■ WHAT IS ASKED:
A – In the tensordot diff, what message does the ValueError carry when the reduction axes for x1 and x2 differ in length?
B – Decide whether each statement agrees with the tensordot diff, answering yes or no and quoting the words that settle it: (i) The changed file is src/blosc2/ndarray.py. (ii) The fast_path keyword is pulled from kwargs for testing purposes. (iii) When both inputs are NumPy arrays, the function raises an error.
C – Update the tensordot diff by writing out everything from "src/blosc2/ndarray.py" down to "Type Promotion Rules.", with "non-contracted axes" replaced by "uncontracted axes".

■ DOCUMENT TEXT:
start

Fix bug in tensordot and optimise slightly

Author: lshaw8317

src/blosc2/ndarray.py

@@ -4651,6 +4651,7 @@ def matmul(x1: NDArray | np.ndarray, x2: NDArray, **kwargs: Any) -> NDArray | np
     return result
 
 
+# @profile
 def tensordot(
     x1: NDArray, x2: NDArray, axes: int | tuple[Sequence[int], Sequence[int]] = 2, **kwargs: Any
 ) -> NDArray:
@@ -4688,74 +4689,133 @@ def tensordot(
     out: NDArray
         An array containing the tensor contraction whose shape consists of the non-contracted axes (dimensions) of the first array x1, followed by the non-contracted axes (dimensions) of the second array x2. The returned array must have a data type determined by Type Promotion Rules.
     """
+    fast_path = kwargs.pop("fast_path", None)  # for testing purposes
+
     # Added this to pass array-api tests (which use internal getitem to check results)
     if isinstance(x1, np.ndarray) and isinstance(x2, np.ndarray):
         return np.tensordot(x1, x2, axes=axes)
 
+    x1, x2 = blosc2.asarray(x1), blosc2.asarray(x2)
+
     if isinstance(axes, tuple):
         a_axes, b_axes = axes
+        a_axes = list(a_axes)
+        b_axes = list(b_axes)
         if len(a_axes) != len(b_axes):
             raise ValueError("Lengths of reduction axes for x1 and x2 must be equal!")
-        order = np.argsort(a_axes)
-        a_red_axes = [(i - x1.ndim in a_axes) or (i in a_axes) for i in range(x1.ndim)]
-        b_red_axes = [(i - x2.ndim in b_axes) or (i in b_axes) for i in range(x2.ndim)]
+        # need to track order of b_axes; later we cycle through a_axes sorted for op_chunk
+        # a_sorted[inv_sort][b_sort] matches b_sorted since b_axes matches a_axes
+        inv_sort = np.argsort(np.argsort(a_axes))

end

[Extracted records]
start

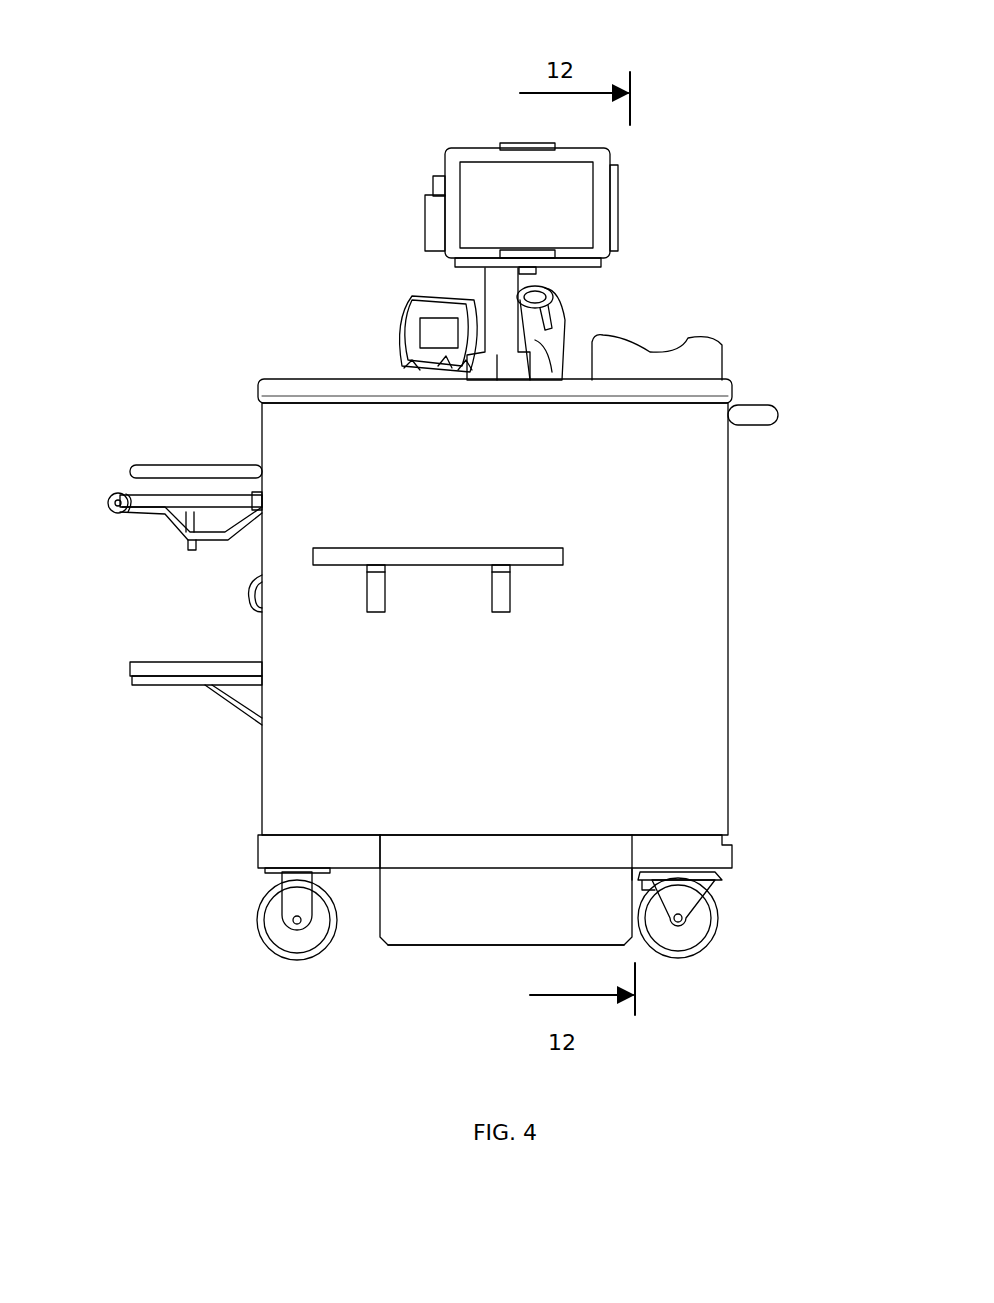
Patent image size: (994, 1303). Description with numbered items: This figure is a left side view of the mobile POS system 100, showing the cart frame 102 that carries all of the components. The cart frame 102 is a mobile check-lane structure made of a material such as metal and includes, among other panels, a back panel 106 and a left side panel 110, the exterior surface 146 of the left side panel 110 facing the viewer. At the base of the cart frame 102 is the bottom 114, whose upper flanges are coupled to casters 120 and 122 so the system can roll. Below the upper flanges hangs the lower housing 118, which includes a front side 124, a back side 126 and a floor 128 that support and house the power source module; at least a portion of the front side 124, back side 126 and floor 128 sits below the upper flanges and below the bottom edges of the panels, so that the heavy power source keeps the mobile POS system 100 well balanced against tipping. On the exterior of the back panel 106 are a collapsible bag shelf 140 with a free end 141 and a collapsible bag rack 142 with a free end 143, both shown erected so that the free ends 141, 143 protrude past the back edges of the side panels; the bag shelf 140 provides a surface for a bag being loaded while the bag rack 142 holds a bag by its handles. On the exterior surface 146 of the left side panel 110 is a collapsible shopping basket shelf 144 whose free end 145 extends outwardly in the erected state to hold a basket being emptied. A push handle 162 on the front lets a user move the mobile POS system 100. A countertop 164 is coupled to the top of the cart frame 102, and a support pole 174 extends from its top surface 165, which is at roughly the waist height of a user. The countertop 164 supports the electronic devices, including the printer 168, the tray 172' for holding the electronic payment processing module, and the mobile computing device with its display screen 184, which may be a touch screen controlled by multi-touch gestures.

The mobile POS system 100 is at (276, 224).
The cart frame 102 is at (540, 574).
The back panel 106 is at (562, 187).
The left side panel 110 is at (684, 634).
The bottom 114 is at (404, 958).
The lower housing 118 is at (504, 922).
The caster 120 is at (284, 950).
The caster 122 is at (690, 952).
The front side 124 is at (640, 896).
The back side 126 is at (380, 893).
The floor 128 is at (578, 948).
The collapsible bag shelf 140 is at (149, 662).
The free end 141 is at (125, 668).
The collapsible bag rack 142 is at (143, 465).
The free end 143 is at (140, 468).
The collapsible shopping basket shelf 144 is at (499, 575).
The free end 145 is at (545, 568).
The exterior surface 146 is at (510, 705).
The push handle 162 is at (766, 410).
The countertop 164 is at (268, 396).
The top surface 165 is at (318, 378).
The printer 168 is at (408, 322).
The tray 172' is at (672, 320).
The support pole 174 is at (495, 286).
The display screen 184 is at (500, 185).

end

■ RESPONSES PER TASK:
A – "Lengths of reduction axes for x1 and x2 must be equal!"

B –
(i) Yes: "src/blosc2/ndarray.py"
(ii) Yes: "fast_path = kwargs.pop("fast_path", None)  # for testing purposes"
(iii) No: "return np.tensordot(x1, x2, axes=axes)"

C –
src/blosc2/ndarray.py

@@ -4651,6 +4651,7 @@ def matmul(x1: NDArray | np.ndarray, x2: NDArray, **kwargs: Any) -> NDArray | np
     return result
 
 
+# @profile
 def tensordot(
     x1: NDArray, x2: NDArray, axes: int | tuple[Sequence[int], Sequence[int]] = 2, **kwargs: Any
 ) -> NDArray:
@@ -4688,74 +4689,133 @@ def tensordot(
     out: NDArray
         An array containing the tensor contraction whose shape consists of the uncontracted axes (dimensions) of the first array x1, followed by the uncontracted axes (dimensions) of the second array x2. The returned array must have a data type determined by Type Promotion Rules.